begin Exercise data

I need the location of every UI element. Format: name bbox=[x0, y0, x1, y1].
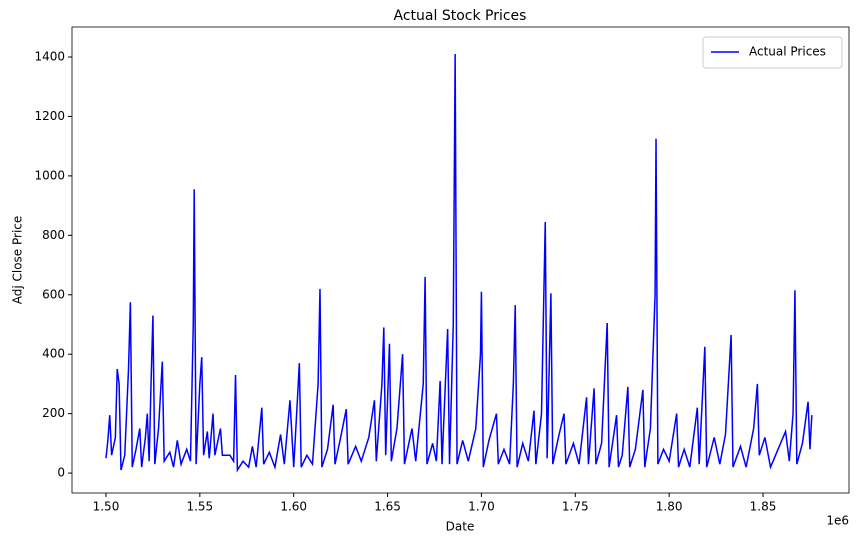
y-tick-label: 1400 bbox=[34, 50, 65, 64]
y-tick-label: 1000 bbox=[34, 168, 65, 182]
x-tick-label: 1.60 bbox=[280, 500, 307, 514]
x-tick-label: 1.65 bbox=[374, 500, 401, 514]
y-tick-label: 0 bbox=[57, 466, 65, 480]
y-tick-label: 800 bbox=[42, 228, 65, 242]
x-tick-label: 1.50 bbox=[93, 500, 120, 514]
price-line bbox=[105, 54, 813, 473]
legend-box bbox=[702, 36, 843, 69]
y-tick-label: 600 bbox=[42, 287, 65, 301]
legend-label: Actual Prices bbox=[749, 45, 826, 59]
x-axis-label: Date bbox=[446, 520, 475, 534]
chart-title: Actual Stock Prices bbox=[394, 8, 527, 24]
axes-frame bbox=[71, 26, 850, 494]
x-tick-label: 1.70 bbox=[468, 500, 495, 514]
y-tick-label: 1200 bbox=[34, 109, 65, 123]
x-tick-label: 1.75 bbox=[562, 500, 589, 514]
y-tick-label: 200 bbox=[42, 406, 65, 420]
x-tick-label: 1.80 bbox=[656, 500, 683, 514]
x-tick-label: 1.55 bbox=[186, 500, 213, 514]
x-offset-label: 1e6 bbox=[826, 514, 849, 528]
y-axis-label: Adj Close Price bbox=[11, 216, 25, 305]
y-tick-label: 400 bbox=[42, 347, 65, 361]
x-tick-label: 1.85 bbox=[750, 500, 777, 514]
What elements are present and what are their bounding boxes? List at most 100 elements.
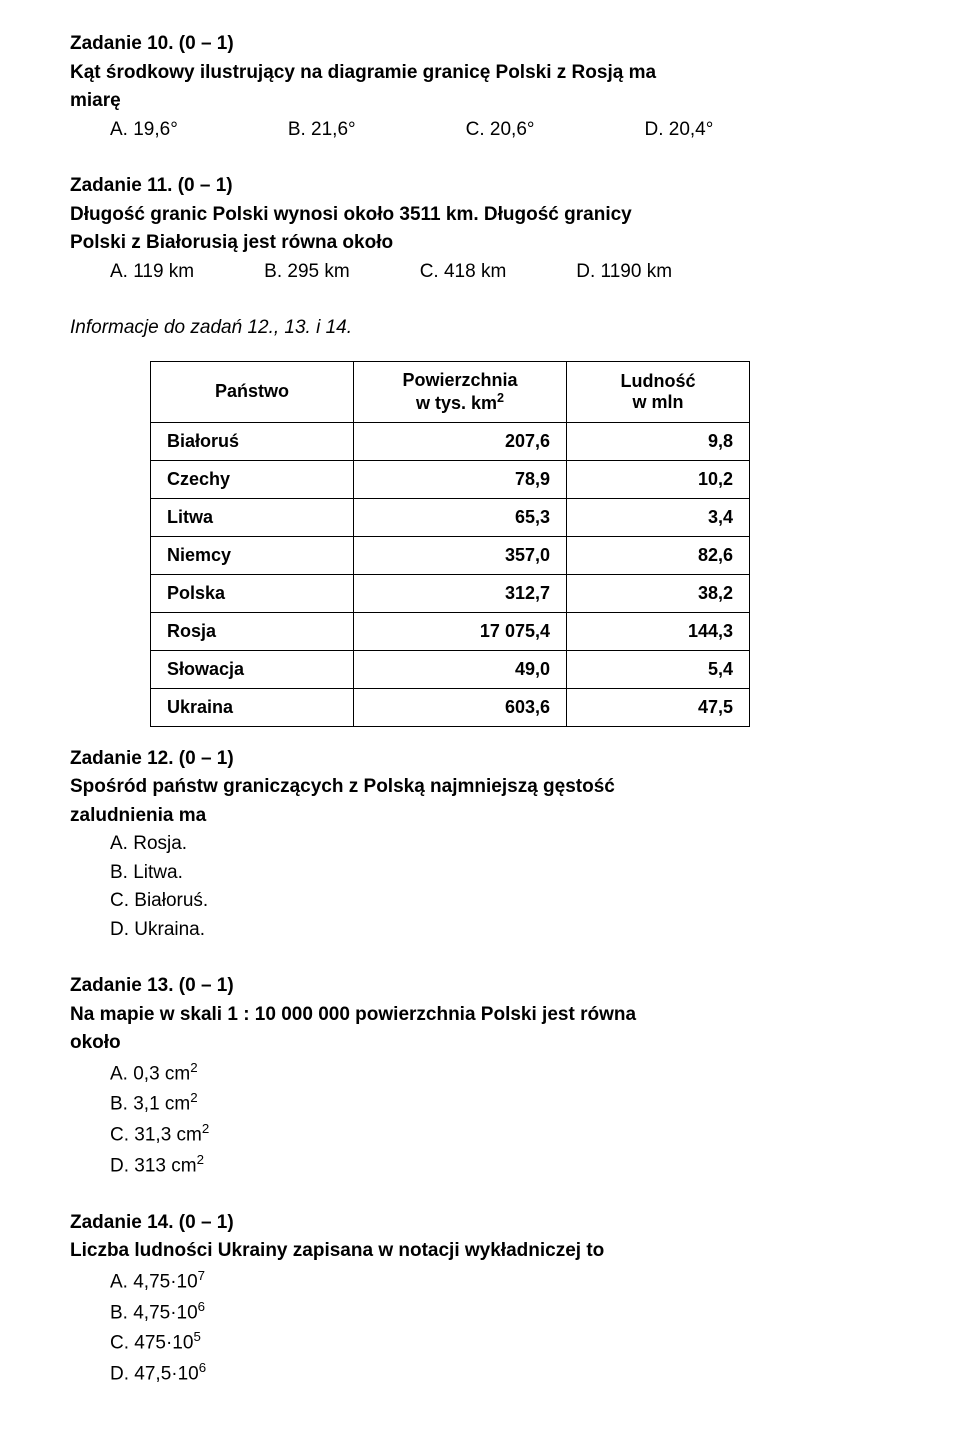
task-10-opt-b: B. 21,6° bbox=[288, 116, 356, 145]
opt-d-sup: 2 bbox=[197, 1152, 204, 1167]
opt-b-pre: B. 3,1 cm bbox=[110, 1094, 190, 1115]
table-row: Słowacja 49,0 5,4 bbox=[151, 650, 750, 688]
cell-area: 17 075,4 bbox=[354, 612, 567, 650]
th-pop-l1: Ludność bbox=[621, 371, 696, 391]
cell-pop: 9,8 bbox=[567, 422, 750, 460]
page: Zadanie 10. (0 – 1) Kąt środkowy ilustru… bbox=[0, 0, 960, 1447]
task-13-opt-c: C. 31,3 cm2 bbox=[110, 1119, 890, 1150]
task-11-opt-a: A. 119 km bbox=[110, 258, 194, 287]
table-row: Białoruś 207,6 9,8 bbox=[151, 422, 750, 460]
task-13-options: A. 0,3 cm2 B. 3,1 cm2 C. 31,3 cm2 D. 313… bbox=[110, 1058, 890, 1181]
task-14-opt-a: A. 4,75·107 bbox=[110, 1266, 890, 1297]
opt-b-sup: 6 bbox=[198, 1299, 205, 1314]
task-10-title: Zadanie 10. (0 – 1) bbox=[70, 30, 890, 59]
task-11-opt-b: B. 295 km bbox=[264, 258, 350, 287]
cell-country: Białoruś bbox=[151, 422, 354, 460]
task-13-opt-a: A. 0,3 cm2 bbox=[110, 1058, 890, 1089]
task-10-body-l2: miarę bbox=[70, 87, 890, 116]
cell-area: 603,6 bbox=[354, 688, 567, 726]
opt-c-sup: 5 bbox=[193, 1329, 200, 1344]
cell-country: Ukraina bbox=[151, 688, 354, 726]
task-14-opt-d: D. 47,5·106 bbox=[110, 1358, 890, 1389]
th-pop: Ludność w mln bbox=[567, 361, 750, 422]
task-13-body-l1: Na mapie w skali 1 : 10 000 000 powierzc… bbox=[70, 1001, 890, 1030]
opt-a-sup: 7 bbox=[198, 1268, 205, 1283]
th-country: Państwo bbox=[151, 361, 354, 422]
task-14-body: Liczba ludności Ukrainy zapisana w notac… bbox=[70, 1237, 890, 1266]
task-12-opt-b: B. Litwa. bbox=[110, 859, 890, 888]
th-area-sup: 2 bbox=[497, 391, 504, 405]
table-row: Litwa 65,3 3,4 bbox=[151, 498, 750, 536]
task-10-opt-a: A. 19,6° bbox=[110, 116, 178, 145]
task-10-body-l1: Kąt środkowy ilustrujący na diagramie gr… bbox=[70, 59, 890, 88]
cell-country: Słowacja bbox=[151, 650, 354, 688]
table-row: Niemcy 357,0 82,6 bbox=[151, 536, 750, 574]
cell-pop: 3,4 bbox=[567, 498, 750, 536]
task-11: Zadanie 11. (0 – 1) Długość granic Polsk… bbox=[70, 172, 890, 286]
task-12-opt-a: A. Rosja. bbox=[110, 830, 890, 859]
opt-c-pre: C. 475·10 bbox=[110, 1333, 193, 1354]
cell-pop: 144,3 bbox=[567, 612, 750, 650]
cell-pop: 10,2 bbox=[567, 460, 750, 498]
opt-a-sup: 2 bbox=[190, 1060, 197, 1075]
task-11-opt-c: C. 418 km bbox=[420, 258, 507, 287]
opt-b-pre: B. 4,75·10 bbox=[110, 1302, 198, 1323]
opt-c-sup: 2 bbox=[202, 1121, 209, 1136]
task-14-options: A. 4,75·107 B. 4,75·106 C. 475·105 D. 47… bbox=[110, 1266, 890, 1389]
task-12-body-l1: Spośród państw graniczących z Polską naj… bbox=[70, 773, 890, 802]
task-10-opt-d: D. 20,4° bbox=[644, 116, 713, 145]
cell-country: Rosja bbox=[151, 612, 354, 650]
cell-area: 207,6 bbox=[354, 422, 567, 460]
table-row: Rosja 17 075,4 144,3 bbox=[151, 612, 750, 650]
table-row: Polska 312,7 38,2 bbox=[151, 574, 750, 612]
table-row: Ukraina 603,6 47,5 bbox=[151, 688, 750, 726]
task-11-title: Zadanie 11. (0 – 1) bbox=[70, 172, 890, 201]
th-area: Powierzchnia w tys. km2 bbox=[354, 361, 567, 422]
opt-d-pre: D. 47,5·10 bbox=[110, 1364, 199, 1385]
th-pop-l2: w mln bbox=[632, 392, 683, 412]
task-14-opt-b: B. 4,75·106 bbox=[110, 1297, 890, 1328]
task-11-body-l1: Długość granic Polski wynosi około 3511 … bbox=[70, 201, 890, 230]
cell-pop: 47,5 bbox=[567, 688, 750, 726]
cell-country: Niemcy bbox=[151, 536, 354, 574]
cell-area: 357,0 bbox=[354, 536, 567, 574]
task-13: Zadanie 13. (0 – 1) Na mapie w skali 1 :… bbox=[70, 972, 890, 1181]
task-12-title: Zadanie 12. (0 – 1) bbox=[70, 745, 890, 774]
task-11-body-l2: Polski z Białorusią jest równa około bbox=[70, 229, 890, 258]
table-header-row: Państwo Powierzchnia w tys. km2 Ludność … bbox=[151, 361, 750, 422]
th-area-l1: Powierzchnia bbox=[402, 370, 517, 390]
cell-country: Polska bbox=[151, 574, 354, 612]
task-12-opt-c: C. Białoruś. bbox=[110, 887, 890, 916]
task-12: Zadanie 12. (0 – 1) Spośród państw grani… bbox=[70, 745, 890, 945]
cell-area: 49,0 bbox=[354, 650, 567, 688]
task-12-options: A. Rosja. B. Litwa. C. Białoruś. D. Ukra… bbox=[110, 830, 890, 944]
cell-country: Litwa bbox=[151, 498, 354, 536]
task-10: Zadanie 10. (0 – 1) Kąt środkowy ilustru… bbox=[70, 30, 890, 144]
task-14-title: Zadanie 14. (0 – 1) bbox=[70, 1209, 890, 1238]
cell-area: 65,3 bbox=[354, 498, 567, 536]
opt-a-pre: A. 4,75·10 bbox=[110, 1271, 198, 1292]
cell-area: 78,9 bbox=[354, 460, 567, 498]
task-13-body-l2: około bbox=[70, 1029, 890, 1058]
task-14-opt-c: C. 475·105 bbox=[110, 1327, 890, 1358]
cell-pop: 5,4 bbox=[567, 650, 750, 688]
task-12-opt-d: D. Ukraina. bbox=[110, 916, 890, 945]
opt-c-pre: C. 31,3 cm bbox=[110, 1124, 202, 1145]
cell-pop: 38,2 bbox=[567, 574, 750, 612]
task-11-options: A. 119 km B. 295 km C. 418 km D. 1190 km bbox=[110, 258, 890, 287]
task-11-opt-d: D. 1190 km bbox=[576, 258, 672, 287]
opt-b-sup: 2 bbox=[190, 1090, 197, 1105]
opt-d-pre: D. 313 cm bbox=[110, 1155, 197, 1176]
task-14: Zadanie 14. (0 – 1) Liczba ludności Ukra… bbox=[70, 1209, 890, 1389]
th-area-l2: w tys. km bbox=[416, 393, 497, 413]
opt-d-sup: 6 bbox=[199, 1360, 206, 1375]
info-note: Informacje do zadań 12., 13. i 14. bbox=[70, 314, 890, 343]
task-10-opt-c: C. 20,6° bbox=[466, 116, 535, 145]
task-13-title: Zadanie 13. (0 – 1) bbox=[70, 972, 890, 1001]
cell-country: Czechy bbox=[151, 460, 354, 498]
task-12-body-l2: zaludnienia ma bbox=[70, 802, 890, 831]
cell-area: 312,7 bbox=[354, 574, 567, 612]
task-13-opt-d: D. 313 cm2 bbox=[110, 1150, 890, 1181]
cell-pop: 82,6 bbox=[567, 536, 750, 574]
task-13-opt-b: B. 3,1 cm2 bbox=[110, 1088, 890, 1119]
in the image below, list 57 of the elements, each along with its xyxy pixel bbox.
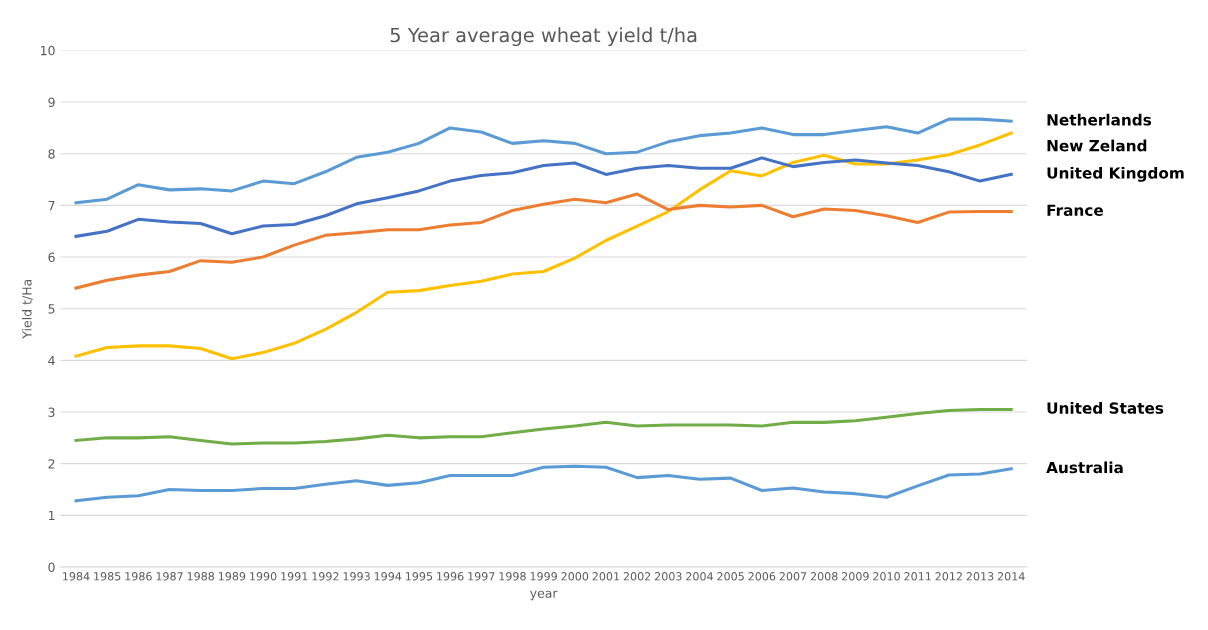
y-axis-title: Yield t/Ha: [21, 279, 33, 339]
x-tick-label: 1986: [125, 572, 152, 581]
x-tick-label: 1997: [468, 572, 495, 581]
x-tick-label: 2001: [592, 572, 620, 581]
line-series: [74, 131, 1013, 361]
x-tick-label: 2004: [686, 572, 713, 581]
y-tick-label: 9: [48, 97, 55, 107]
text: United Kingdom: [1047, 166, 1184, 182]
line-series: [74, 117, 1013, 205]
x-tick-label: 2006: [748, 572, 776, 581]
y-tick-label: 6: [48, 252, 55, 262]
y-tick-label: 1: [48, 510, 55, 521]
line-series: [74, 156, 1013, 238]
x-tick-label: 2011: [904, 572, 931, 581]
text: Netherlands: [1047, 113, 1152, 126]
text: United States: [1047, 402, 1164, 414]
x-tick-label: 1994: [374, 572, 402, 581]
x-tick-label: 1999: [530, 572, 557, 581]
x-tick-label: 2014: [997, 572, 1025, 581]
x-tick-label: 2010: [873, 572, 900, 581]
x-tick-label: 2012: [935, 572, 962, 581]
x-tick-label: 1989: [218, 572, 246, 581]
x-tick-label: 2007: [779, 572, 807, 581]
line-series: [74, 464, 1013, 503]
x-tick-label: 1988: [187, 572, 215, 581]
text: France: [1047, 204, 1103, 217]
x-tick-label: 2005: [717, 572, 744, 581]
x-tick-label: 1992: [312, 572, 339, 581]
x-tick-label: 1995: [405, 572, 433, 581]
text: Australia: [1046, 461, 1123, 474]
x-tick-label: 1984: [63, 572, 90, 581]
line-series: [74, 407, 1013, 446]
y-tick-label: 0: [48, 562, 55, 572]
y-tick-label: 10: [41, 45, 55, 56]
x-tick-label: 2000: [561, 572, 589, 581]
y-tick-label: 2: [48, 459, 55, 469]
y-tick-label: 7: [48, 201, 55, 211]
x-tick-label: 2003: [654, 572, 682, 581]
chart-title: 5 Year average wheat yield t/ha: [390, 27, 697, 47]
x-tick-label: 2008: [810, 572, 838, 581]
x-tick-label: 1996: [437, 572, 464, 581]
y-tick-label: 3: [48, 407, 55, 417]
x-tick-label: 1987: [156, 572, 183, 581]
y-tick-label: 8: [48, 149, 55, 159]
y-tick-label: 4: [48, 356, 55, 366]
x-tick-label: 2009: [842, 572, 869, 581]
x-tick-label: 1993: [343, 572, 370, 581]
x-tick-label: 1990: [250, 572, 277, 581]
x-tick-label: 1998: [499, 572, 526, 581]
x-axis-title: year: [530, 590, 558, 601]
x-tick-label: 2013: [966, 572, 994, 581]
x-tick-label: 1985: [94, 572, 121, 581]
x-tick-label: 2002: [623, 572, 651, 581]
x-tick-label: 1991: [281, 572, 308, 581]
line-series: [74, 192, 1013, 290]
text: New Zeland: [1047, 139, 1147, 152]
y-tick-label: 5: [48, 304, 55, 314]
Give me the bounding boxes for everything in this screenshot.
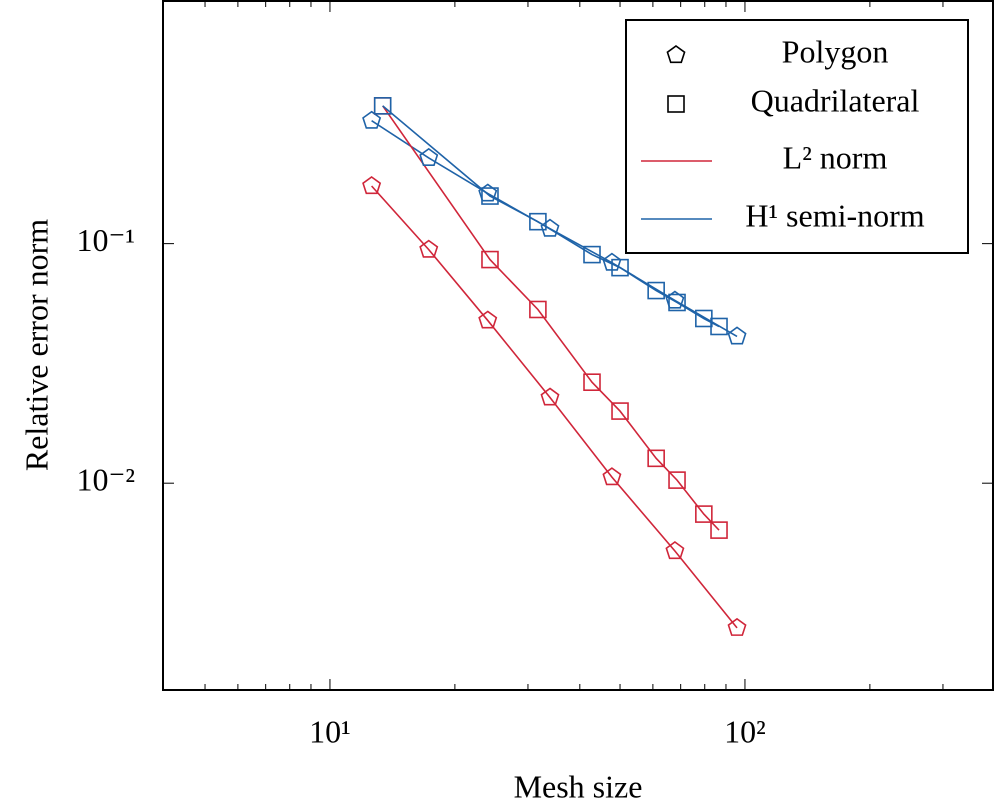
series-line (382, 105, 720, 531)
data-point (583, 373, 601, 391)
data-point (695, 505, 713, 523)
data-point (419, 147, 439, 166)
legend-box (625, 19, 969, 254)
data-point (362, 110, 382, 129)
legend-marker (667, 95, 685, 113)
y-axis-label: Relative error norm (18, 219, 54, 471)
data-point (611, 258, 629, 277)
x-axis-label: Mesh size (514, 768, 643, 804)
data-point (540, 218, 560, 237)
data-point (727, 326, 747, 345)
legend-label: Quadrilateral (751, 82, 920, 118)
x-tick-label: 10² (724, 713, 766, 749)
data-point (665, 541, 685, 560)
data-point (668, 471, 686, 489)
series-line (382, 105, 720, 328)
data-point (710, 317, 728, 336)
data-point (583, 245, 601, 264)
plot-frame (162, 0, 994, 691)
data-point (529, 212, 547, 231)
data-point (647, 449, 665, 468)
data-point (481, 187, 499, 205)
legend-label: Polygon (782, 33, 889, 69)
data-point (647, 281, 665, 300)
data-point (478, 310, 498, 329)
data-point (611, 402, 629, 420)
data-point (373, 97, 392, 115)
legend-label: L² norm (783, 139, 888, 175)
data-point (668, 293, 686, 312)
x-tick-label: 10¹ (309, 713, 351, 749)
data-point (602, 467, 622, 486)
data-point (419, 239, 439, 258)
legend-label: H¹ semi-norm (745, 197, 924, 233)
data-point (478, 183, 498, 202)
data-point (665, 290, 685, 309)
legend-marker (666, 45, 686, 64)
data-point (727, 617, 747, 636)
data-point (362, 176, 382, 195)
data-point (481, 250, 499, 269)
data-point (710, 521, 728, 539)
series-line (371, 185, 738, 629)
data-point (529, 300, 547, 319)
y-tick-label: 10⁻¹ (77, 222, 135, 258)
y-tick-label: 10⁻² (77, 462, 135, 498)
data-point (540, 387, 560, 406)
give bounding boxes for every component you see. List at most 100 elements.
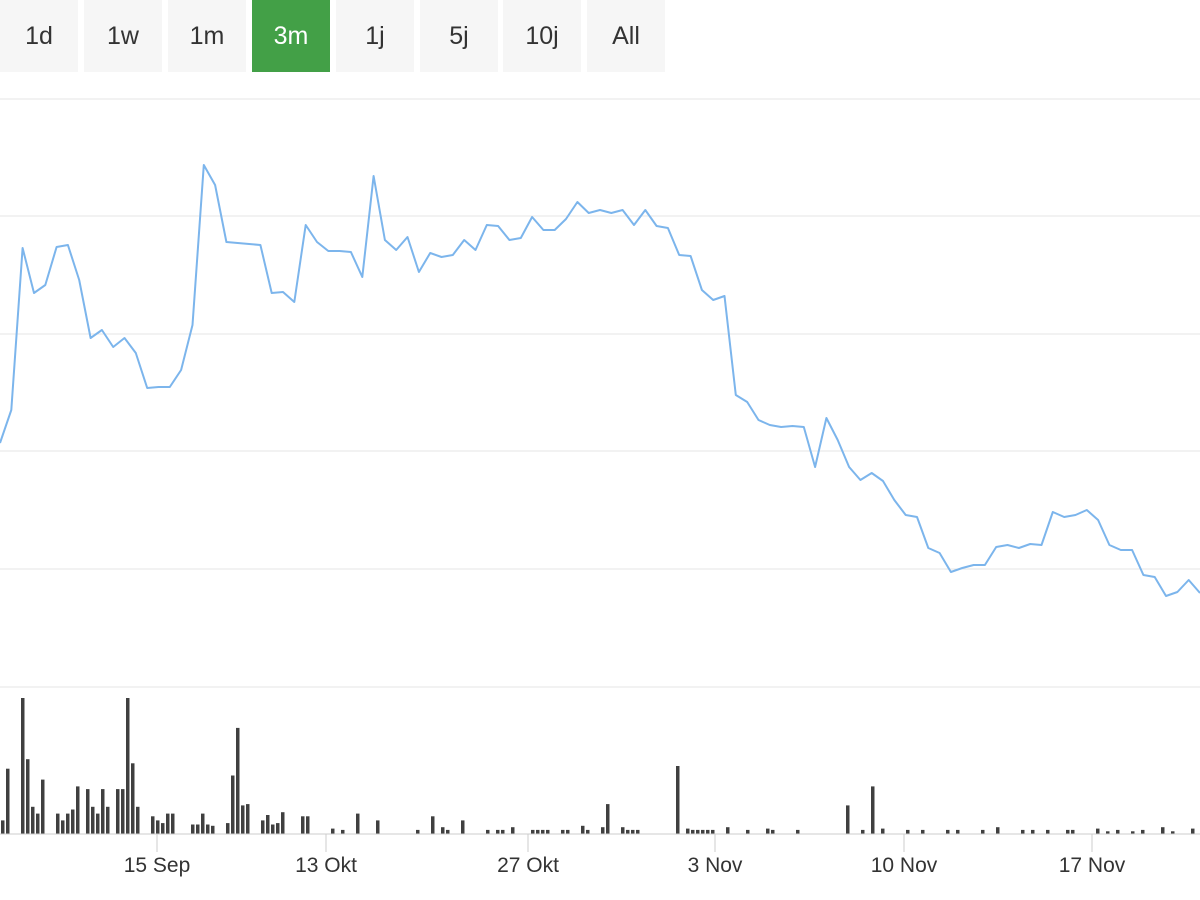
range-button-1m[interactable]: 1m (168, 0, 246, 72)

end Exercise data

- [Directive] Format everything in the records from the line containing "series-line (382, 105, 720, 531)" down to the line containing "legend-marker (667, 95, 685, 113)", both included, as a Markdown table with columns No. and Entry, one numbered row per line and blank lines skipped.

- [Exercise output]
| No. | Entry |
|---|---|
| 1 | series-line (382, 105, 720, 531) |
| 2 | data-point (583, 373, 601, 391) |
| 3 | data-point (695, 505, 713, 523) |
| 4 | data-point (419, 147, 439, 166) |
| 5 | legend-box (625, 19, 969, 254) |
| 6 | data-point (362, 110, 382, 129) |
| 7 | legend-marker (667, 95, 685, 113) |